— Start —
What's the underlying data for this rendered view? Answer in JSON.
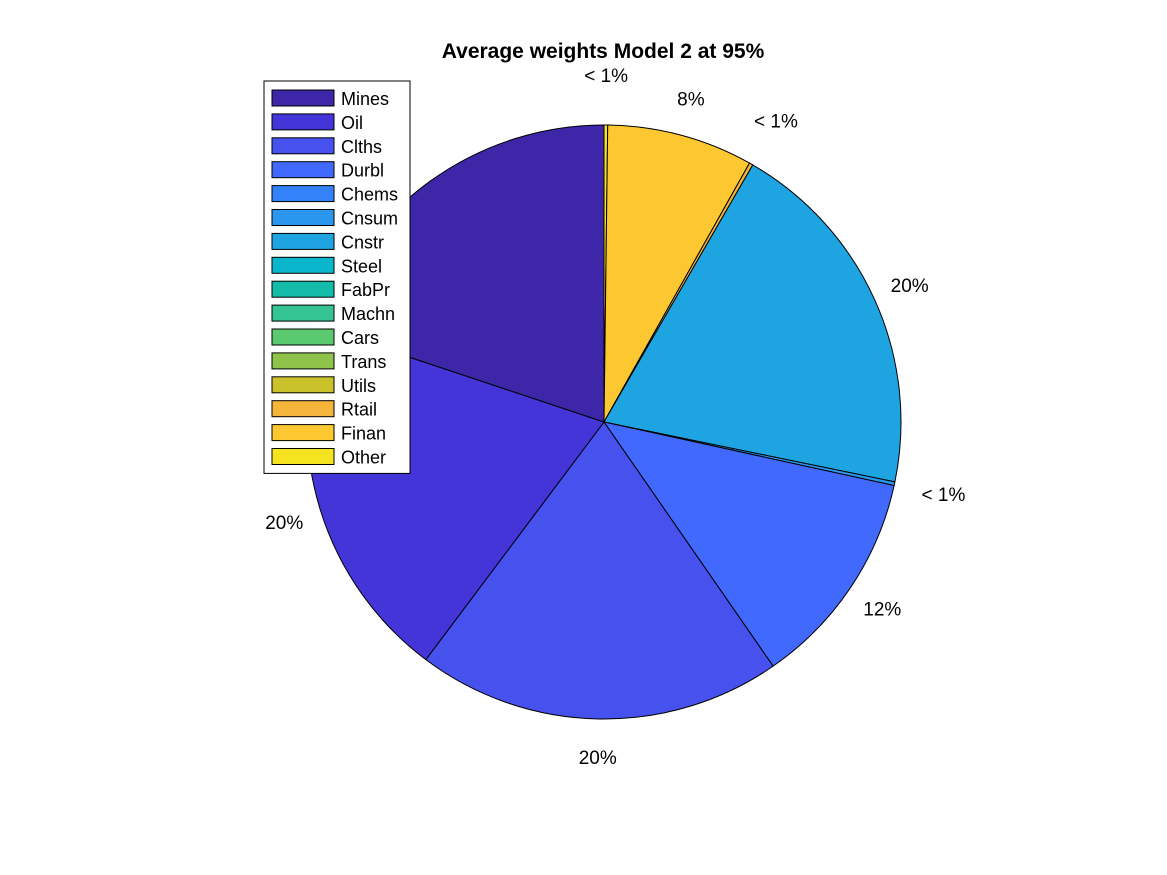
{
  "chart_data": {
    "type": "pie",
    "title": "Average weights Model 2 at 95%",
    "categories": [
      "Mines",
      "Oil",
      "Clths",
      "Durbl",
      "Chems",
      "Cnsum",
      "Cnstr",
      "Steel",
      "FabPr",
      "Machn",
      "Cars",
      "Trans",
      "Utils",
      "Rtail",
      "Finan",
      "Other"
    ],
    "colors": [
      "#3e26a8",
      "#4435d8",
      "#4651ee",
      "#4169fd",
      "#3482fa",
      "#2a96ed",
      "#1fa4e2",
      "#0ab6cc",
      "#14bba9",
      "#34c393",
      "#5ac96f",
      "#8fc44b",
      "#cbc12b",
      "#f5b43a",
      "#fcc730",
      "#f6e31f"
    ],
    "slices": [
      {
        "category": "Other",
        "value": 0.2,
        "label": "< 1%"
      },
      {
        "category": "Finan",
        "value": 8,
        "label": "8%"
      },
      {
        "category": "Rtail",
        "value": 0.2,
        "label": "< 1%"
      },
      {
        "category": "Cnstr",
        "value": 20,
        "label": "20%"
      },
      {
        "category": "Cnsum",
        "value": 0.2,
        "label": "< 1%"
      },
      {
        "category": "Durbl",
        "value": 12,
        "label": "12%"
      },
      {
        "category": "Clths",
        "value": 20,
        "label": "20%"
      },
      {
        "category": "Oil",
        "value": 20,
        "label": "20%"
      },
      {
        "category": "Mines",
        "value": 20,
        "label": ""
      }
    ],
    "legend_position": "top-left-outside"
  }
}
— End —
— Start —
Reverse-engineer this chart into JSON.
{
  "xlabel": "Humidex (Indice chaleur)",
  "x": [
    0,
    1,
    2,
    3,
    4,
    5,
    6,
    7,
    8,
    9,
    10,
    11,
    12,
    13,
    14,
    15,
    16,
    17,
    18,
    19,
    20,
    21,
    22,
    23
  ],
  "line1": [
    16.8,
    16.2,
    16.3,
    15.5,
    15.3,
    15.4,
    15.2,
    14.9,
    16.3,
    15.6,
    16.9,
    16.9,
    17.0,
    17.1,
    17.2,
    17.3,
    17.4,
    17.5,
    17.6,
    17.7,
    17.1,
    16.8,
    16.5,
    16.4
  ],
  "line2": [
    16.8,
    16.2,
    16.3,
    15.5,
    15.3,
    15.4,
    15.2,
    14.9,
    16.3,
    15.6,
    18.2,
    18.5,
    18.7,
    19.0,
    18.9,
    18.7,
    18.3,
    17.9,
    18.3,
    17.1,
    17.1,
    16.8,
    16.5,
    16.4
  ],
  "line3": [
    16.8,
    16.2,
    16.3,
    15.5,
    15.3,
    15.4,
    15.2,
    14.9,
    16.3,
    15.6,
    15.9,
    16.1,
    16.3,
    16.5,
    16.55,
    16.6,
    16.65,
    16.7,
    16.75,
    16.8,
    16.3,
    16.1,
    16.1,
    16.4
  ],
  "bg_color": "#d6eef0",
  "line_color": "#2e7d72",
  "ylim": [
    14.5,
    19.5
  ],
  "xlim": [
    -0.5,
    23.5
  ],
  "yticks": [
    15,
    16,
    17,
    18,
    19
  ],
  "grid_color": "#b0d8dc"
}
— End —
— Start —
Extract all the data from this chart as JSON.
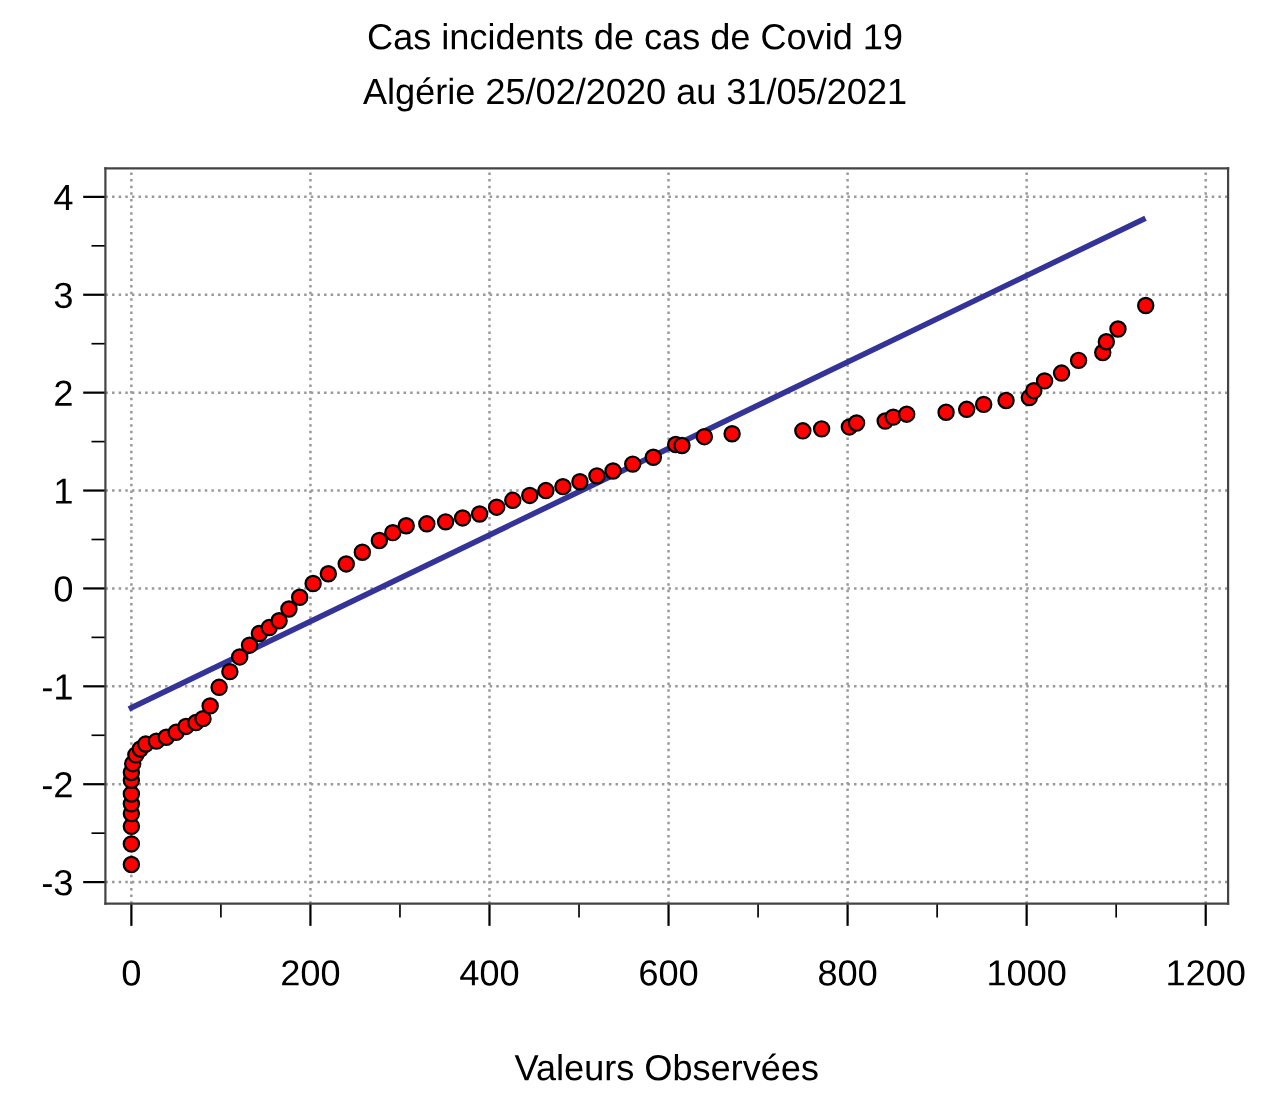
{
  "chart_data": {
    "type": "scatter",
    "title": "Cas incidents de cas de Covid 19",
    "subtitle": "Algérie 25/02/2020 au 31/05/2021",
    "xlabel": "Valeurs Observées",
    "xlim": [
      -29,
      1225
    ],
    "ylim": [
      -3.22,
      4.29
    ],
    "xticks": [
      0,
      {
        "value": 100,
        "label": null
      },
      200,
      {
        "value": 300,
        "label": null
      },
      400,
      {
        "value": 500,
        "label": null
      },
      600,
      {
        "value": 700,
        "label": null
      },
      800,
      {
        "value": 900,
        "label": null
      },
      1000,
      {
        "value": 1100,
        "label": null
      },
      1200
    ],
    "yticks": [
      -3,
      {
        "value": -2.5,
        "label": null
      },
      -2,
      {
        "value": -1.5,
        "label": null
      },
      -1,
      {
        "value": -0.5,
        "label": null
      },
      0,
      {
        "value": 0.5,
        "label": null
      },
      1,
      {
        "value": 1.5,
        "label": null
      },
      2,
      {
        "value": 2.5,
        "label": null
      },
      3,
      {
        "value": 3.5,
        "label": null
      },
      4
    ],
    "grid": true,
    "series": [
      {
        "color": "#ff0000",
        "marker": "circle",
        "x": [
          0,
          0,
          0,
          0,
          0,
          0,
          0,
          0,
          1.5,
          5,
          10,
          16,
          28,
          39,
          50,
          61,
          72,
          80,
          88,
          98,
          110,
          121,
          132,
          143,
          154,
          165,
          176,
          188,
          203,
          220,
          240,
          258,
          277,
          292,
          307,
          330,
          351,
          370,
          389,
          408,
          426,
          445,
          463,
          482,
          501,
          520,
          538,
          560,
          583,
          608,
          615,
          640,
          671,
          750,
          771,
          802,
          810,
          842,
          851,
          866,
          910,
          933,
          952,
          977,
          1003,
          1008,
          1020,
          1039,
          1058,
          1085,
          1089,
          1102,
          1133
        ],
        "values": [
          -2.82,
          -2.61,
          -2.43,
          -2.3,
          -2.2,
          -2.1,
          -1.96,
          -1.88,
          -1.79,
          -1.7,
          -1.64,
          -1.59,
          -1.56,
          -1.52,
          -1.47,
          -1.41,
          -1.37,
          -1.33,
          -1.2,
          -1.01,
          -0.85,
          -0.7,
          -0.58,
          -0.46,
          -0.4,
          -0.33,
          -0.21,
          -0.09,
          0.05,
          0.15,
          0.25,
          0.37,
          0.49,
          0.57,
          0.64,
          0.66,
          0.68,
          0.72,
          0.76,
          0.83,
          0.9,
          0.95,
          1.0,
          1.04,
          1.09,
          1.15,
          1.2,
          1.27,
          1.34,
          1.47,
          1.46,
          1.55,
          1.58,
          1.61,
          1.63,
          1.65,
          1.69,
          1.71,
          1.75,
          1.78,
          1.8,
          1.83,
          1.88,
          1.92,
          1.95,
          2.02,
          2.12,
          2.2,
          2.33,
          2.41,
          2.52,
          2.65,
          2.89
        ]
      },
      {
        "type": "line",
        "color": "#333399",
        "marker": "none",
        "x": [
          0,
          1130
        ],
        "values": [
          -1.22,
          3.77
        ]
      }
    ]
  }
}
— End —
Set exercise
What is the number of lines holding the word "category"? State it alone.

Solution for this exercise
9